Records for the task:
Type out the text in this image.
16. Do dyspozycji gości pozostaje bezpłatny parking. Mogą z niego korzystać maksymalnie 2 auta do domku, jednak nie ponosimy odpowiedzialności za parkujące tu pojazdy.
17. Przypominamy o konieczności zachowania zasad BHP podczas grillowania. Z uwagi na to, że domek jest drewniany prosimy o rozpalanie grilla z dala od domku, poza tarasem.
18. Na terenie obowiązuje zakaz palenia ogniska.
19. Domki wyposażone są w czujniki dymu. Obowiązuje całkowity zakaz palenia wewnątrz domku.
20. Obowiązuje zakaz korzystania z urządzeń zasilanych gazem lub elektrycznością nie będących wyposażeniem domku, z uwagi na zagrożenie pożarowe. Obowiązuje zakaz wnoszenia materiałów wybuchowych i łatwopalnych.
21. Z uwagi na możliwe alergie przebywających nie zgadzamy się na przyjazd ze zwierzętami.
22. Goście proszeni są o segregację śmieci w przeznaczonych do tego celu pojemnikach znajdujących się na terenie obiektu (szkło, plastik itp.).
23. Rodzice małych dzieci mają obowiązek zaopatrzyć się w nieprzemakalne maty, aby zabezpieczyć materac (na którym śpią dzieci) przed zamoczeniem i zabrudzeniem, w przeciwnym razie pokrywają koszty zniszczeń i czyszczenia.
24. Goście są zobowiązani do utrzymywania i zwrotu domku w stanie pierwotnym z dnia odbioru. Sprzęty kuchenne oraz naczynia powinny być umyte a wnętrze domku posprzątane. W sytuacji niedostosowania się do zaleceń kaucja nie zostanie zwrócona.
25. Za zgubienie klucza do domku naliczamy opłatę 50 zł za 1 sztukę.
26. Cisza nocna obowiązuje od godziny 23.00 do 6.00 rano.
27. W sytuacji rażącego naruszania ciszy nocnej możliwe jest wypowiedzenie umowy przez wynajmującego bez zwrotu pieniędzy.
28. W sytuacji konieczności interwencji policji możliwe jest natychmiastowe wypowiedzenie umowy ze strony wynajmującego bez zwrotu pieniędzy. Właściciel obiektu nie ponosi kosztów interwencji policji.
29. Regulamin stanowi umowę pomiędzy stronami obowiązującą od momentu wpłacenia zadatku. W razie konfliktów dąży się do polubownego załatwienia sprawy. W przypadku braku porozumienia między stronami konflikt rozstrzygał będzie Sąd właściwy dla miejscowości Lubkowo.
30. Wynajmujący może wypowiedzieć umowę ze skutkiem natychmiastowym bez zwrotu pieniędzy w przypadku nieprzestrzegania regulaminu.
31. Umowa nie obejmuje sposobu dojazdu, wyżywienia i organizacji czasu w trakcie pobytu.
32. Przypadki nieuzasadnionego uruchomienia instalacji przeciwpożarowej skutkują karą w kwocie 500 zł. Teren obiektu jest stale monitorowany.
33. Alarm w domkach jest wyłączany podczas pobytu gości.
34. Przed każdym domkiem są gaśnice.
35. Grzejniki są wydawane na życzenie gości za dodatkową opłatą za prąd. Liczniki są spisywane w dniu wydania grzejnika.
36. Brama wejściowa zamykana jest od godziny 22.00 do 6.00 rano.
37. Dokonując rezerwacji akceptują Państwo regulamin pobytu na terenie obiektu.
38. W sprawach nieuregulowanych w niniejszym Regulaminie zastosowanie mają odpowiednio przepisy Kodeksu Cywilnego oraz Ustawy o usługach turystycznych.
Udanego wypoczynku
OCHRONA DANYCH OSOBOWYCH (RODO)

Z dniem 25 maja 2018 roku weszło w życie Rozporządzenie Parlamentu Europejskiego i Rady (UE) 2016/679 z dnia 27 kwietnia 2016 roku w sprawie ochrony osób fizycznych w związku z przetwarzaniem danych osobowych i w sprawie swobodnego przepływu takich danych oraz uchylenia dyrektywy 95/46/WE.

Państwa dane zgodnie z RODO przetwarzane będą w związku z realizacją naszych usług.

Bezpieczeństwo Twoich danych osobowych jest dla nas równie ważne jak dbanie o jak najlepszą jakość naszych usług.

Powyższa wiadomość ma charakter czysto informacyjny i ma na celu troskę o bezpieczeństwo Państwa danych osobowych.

Exercise instructions: Set down all of the records shown above once more, exactly.

Response to the task:
Type out the text in this image.
16. Do dyspozycji gości pozostaje bezpłatny parking. Mogą z niego korzystać maksymalnie 2 auta do domku, jednak nie ponosimy odpowiedzialności za parkujące tu pojazdy.
17. Przypominamy o konieczności zachowania zasad BHP podczas grillowania. Z uwagi na to, że domek jest drewniany prosimy o rozpalanie grilla z dala od domku, poza tarasem.
18. Na terenie obowiązuje zakaz palenia ogniska.
19. Domki wyposażone są w czujniki dymu. Obowiązuje całkowity zakaz palenia wewnątrz domku.
20. Obowiązuje zakaz korzystania z urządzeń zasilanych gazem lub elektrycznością nie będących wyposażeniem domku, z uwagi na zagrożenie pożarowe. Obowiązuje zakaz wnoszenia materiałów wybuchowych i łatwopalnych.
21. Z uwagi na możliwe alergie przebywających nie zgadzamy się na przyjazd ze zwierzętami.
22. Goście proszeni są o segregację śmieci w przeznaczonych do tego celu pojemnikach znajdujących się na terenie obiektu (szkło, plastik itp.).
23. Rodzice małych dzieci mają obowiązek zaopatrzyć się w nieprzemakalne maty, aby zabezpieczyć materac (na którym śpią dzieci) przed zamoczeniem i zabrudzeniem, w przeciwnym razie pokrywają koszty zniszczeń i czyszczenia.
24. Goście są zobowiązani do utrzymywania i zwrotu domku w stanie pierwotnym z dnia odbioru. Sprzęty kuchenne oraz naczynia powinny być umyte a wnętrze domku posprzątane. W sytuacji niedostosowania się do zaleceń kaucja nie zostanie zwrócona.
25. Za zgubienie klucza do domku naliczamy opłatę 50 zł za 1 sztukę.
26. Cisza nocna obowiązuje od godziny 23.00 do 6.00 rano.
27. W sytuacji rażącego naruszania ciszy nocnej możliwe jest wypowiedzenie umowy przez wynajmującego bez zwrotu pieniędzy.
28. W sytuacji konieczności interwencji policji możliwe jest natychmiastowe wypowiedzenie umowy ze strony wynajmującego bez zwrotu pieniędzy. Właściciel obiektu nie ponosi kosztów interwencji policji.
29. Regulamin stanowi umowę pomiędzy stronami obowiązującą od momentu wpłacenia zadatku. W razie konfliktów dąży się do polubownego załatwienia sprawy. W przypadku braku porozumienia między stronami konflikt rozstrzygał będzie Sąd właściwy dla miejscowości Lubkowo.
30. Wynajmujący może wypowiedzieć umowę ze skutkiem natychmiastowym bez zwrotu pieniędzy w przypadku nieprzestrzegania regulaminu.
31. Umowa nie obejmuje sposobu dojazdu, wyżywienia i organizacji czasu w trakcie pobytu.
32. Przypadki nieuzasadnionego uruchomienia instalacji przeciwpożarowej skutkują karą w kwocie 500 zł. Teren obiektu jest stale monitorowany.
33. Alarm w domkach jest wyłączany podczas pobytu gości.
34. Przed każdym domkiem są gaśnice.
35. Grzejniki są wydawane na życzenie gości za dodatkową opłatą za prąd. Liczniki są spisywane w dniu wydania grzejnika.
36. Brama wejściowa zamykana jest od godziny 22.00 do 6.00 rano.
37. Dokonując rezerwacji akceptują Państwo regulamin pobytu na terenie obiektu.
38. W sprawach nieuregulowanych w niniejszym Regulaminie zastosowanie mają odpowiednio przepisy Kodeksu Cywilnego oraz Ustawy o usługach turystycznych.
Udanego wypoczynku
OCHRONA DANYCH OSOBOWYCH (RODO)

Z dniem 25 maja 2018 roku weszło w życie Rozporządzenie Parlamentu Europejskiego i Rady (UE) 2016/679 z dnia 27 kwietnia 2016 roku w sprawie ochrony osób fizycznych w związku z przetwarzaniem danych osobowych i w sprawie swobodnego przepływu takich danych oraz uchylenia dyrektywy 95/46/WE.

Państwa dane zgodnie z RODO przetwarzane będą w związku z realizacją naszych usług.

Bezpieczeństwo Twoich danych osobowych jest dla nas równie ważne jak dbanie o jak najlepszą jakość naszych usług.

Powyższa wiadomość ma charakter czysto informacyjny i ma na celu troskę o bezpieczeństwo Państwa danych osobowych.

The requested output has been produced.